▶ PROMPT
Could you copy every line of the material below word for word, with no changes?

(Extracted data entries)

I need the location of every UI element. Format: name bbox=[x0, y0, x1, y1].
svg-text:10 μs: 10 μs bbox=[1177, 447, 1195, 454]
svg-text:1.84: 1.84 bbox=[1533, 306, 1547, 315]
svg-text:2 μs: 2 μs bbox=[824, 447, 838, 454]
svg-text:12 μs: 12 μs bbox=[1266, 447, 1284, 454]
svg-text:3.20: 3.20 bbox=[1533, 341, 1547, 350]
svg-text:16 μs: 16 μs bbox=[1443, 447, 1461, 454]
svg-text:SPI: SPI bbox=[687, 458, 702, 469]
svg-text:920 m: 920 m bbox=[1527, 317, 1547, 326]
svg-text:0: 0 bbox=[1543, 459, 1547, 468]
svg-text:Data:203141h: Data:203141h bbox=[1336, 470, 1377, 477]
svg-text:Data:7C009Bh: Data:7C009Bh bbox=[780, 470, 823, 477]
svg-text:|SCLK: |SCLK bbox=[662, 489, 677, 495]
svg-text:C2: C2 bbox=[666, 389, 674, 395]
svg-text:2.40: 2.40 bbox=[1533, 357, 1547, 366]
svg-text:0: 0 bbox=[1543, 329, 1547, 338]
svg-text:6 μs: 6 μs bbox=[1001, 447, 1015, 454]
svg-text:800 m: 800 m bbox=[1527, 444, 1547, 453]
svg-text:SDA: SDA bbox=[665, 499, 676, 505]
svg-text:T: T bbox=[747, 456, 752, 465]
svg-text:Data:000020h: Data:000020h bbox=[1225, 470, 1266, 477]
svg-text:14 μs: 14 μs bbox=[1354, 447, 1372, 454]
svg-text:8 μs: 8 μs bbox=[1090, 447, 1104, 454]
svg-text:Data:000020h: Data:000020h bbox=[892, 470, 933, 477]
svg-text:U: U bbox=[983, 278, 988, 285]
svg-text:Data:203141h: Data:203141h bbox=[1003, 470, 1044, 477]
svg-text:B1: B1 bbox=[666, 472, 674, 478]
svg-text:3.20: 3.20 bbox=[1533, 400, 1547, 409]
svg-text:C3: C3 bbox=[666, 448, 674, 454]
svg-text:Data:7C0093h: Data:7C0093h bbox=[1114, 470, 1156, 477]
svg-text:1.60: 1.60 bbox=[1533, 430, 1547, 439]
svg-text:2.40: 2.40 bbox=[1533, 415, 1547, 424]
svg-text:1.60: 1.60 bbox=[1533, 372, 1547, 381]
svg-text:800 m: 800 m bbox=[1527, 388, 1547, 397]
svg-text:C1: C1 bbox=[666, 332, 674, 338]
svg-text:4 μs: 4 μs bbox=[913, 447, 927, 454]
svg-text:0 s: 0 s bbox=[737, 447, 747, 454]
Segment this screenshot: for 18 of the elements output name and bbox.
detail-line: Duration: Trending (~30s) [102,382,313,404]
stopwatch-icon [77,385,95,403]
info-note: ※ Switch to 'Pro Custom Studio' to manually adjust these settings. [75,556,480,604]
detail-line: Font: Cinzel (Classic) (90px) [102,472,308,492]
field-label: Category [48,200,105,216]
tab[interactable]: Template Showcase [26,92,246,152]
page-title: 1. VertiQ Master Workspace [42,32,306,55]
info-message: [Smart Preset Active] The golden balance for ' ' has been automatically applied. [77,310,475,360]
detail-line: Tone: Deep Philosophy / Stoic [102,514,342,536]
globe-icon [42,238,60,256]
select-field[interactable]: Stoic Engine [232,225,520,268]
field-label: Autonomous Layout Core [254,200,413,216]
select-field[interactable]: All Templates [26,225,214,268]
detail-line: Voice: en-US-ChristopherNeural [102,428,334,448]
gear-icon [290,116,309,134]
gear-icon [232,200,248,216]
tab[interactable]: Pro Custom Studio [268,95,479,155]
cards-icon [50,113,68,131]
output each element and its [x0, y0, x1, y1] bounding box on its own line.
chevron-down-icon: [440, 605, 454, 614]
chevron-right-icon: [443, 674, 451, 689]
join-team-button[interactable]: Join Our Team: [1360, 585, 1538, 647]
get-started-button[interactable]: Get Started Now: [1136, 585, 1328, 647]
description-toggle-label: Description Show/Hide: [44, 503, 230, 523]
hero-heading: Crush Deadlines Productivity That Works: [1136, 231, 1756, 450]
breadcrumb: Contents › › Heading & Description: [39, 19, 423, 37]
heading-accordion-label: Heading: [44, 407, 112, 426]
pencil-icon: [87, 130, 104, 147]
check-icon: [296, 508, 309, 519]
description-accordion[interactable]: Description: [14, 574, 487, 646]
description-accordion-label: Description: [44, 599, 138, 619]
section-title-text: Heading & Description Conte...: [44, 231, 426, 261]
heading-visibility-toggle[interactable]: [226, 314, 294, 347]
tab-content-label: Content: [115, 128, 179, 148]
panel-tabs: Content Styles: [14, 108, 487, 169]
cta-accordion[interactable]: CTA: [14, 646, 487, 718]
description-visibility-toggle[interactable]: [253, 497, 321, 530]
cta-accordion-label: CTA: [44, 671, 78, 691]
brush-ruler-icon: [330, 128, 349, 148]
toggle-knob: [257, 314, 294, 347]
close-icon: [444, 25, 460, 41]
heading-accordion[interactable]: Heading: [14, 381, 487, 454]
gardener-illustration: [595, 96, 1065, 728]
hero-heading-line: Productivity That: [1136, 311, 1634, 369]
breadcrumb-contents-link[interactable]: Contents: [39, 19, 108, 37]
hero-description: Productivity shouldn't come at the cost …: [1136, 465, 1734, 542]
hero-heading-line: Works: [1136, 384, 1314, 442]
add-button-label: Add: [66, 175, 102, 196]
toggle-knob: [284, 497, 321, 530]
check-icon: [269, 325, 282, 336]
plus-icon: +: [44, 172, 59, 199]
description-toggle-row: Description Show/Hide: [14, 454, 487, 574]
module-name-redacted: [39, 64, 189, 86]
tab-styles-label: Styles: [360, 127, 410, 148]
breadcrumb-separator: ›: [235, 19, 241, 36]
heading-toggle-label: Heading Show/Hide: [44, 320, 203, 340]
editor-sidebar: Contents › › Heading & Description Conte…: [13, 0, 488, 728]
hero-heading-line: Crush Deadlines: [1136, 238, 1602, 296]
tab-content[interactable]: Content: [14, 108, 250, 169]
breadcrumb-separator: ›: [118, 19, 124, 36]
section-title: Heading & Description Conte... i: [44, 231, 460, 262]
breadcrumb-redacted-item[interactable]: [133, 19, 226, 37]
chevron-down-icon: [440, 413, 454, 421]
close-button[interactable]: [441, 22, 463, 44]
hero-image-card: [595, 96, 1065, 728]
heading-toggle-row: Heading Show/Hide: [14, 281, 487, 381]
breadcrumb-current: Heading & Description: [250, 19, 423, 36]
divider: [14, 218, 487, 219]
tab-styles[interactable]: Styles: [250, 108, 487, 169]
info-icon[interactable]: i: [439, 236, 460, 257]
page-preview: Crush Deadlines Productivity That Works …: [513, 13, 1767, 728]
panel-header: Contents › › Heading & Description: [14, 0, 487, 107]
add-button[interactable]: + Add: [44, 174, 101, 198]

▶ WRITTEN ANSWER
I need the location of every UI element. Format: name bbox=[x0, y0, x1, y1].
svg-text:10 μs: 10 μs bbox=[1177, 447, 1195, 454]
svg-text:1.84: 1.84 bbox=[1533, 306, 1547, 315]
svg-text:2 μs: 2 μs bbox=[824, 447, 838, 454]
svg-text:12 μs: 12 μs bbox=[1266, 447, 1284, 454]
svg-text:3.20: 3.20 bbox=[1533, 341, 1547, 350]
svg-text:16 μs: 16 μs bbox=[1443, 447, 1461, 454]
svg-text:SPI: SPI bbox=[687, 458, 702, 469]
svg-text:920 m: 920 m bbox=[1527, 317, 1547, 326]
svg-text:0: 0 bbox=[1543, 459, 1547, 468]
svg-text:Data:203141h: Data:203141h bbox=[1336, 470, 1377, 477]
svg-text:Data:7C009Bh: Data:7C009Bh bbox=[780, 470, 823, 477]
svg-text:|SCLK: |SCLK bbox=[662, 489, 677, 495]
svg-text:C2: C2 bbox=[666, 389, 674, 395]
svg-text:2.40: 2.40 bbox=[1533, 357, 1547, 366]
svg-text:0: 0 bbox=[1543, 329, 1547, 338]
svg-text:6 μs: 6 μs bbox=[1001, 447, 1015, 454]
svg-text:800 m: 800 m bbox=[1527, 444, 1547, 453]
svg-text:SDA: SDA bbox=[665, 499, 676, 505]
svg-text:T: T bbox=[747, 456, 752, 465]
svg-text:Data:000020h: Data:000020h bbox=[1225, 470, 1266, 477]
svg-text:14 μs: 14 μs bbox=[1354, 447, 1372, 454]
svg-text:8 μs: 8 μs bbox=[1090, 447, 1104, 454]
svg-text:Data:000020h: Data:000020h bbox=[892, 470, 933, 477]
svg-text:U: U bbox=[983, 278, 988, 285]
svg-text:Data:203141h: Data:203141h bbox=[1003, 470, 1044, 477]
svg-text:B1: B1 bbox=[666, 472, 674, 478]
svg-text:3.20: 3.20 bbox=[1533, 400, 1547, 409]
svg-text:C3: C3 bbox=[666, 448, 674, 454]
svg-text:Data:7C0093h: Data:7C0093h bbox=[1114, 470, 1156, 477]
svg-text:1.60: 1.60 bbox=[1533, 430, 1547, 439]
svg-text:2.40: 2.40 bbox=[1533, 415, 1547, 424]
svg-text:1.60: 1.60 bbox=[1533, 372, 1547, 381]
svg-text:800 m: 800 m bbox=[1527, 388, 1547, 397]
svg-text:C1: C1 bbox=[666, 332, 674, 338]
svg-text:4 μs: 4 μs bbox=[913, 447, 927, 454]
svg-text:0 s: 0 s bbox=[737, 447, 747, 454]
Segment this screenshot: for 18 of the elements output name and bbox.
detail-line: Duration: Trending (~30s) [102,382,313,404]
stopwatch-icon [77,385,95,403]
info-note: ※ Switch to 'Pro Custom Studio' to manually adjust these settings. [75,556,480,604]
detail-line: Font: Cinzel (Classic) (90px) [102,472,308,492]
field-label: Category [48,200,105,216]
tab[interactable]: Template Showcase [26,92,246,152]
page-title: 1. VertiQ Master Workspace [42,32,306,55]
info-message: [Smart Preset Active] The golden balance for ' ' has been automatically applied. [77,310,475,360]
detail-line: Tone: Deep Philosophy / Stoic [102,514,342,536]
globe-icon [42,238,60,256]
select-field[interactable]: Stoic Engine [232,225,520,268]
field-label: Autonomous Layout Core [254,200,413,216]
select-field[interactable]: All Templates [26,225,214,268]
detail-line: Voice: en-US-ChristopherNeural [102,428,334,448]
gear-icon [290,116,309,134]
gear-icon [232,200,248,216]
tab[interactable]: Pro Custom Studio [268,95,479,155]
cards-icon [50,113,68,131]
output each element and its [x0, y0, x1, y1] bounding box on its own line.
chevron-down-icon: [440, 605, 454, 614]
chevron-right-icon: [443, 674, 451, 689]
join-team-button[interactable]: Join Our Team: [1360, 585, 1538, 647]
get-started-button[interactable]: Get Started Now: [1136, 585, 1328, 647]
description-toggle-label: Description Show/Hide: [44, 503, 230, 523]
hero-heading: Crush Deadlines Productivity That Works: [1136, 231, 1756, 450]
breadcrumb: Contents › › Heading & Description: [39, 19, 423, 37]
heading-accordion-label: Heading: [44, 407, 112, 426]
pencil-icon: [87, 130, 104, 147]
check-icon: [296, 508, 309, 519]
description-accordion[interactable]: Description: [14, 574, 487, 646]
description-accordion-label: Description: [44, 599, 138, 619]
section-title-text: Heading & Description Conte...: [44, 231, 426, 261]
heading-visibility-toggle[interactable]: [226, 314, 294, 347]
tab-content-label: Content: [115, 128, 179, 148]
panel-tabs: Content Styles: [14, 108, 487, 169]
cta-accordion[interactable]: CTA: [14, 646, 487, 718]
description-visibility-toggle[interactable]: [253, 497, 321, 530]
cta-accordion-label: CTA: [44, 671, 78, 691]
brush-ruler-icon: [330, 128, 349, 148]
toggle-knob: [257, 314, 294, 347]
close-icon: [444, 25, 460, 41]
heading-accordion[interactable]: Heading: [14, 381, 487, 454]
gardener-illustration: [595, 96, 1065, 728]
hero-heading-line: Productivity That: [1136, 311, 1634, 369]
breadcrumb-contents-link[interactable]: Contents: [39, 19, 108, 37]
hero-description: Productivity shouldn't come at the cost …: [1136, 465, 1734, 542]
hero-heading-line: Works: [1136, 384, 1314, 442]
add-button-label: Add: [66, 175, 102, 196]
toggle-knob: [284, 497, 321, 530]
check-icon: [269, 325, 282, 336]
plus-icon: +: [44, 172, 59, 199]
description-toggle-row: Description Show/Hide: [14, 454, 487, 574]
module-name-redacted: [39, 64, 189, 86]
tab-styles-label: Styles: [360, 127, 410, 148]
breadcrumb-separator: ›: [235, 19, 241, 36]
heading-toggle-label: Heading Show/Hide: [44, 320, 203, 340]
editor-sidebar: Contents › › Heading & Description Conte…: [13, 0, 488, 728]
hero-heading-line: Crush Deadlines: [1136, 238, 1602, 296]
tab-content[interactable]: Content: [14, 108, 250, 169]
breadcrumb-separator: ›: [118, 19, 124, 36]
section-title: Heading & Description Conte... i: [44, 231, 460, 262]
breadcrumb-redacted-item[interactable]: [133, 19, 226, 37]
chevron-down-icon: [440, 413, 454, 421]
close-button[interactable]: [441, 22, 463, 44]
hero-image-card: [595, 96, 1065, 728]
heading-toggle-row: Heading Show/Hide: [14, 281, 487, 381]
breadcrumb-current: Heading & Description: [250, 19, 423, 36]
divider: [14, 218, 487, 219]
tab-styles[interactable]: Styles: [250, 108, 487, 169]
info-icon[interactable]: i: [439, 236, 460, 257]
page-preview: Crush Deadlines Productivity That Works …: [513, 13, 1767, 728]
panel-header: Contents › › Heading & Description: [14, 0, 487, 107]
add-button[interactable]: + Add: [44, 174, 101, 198]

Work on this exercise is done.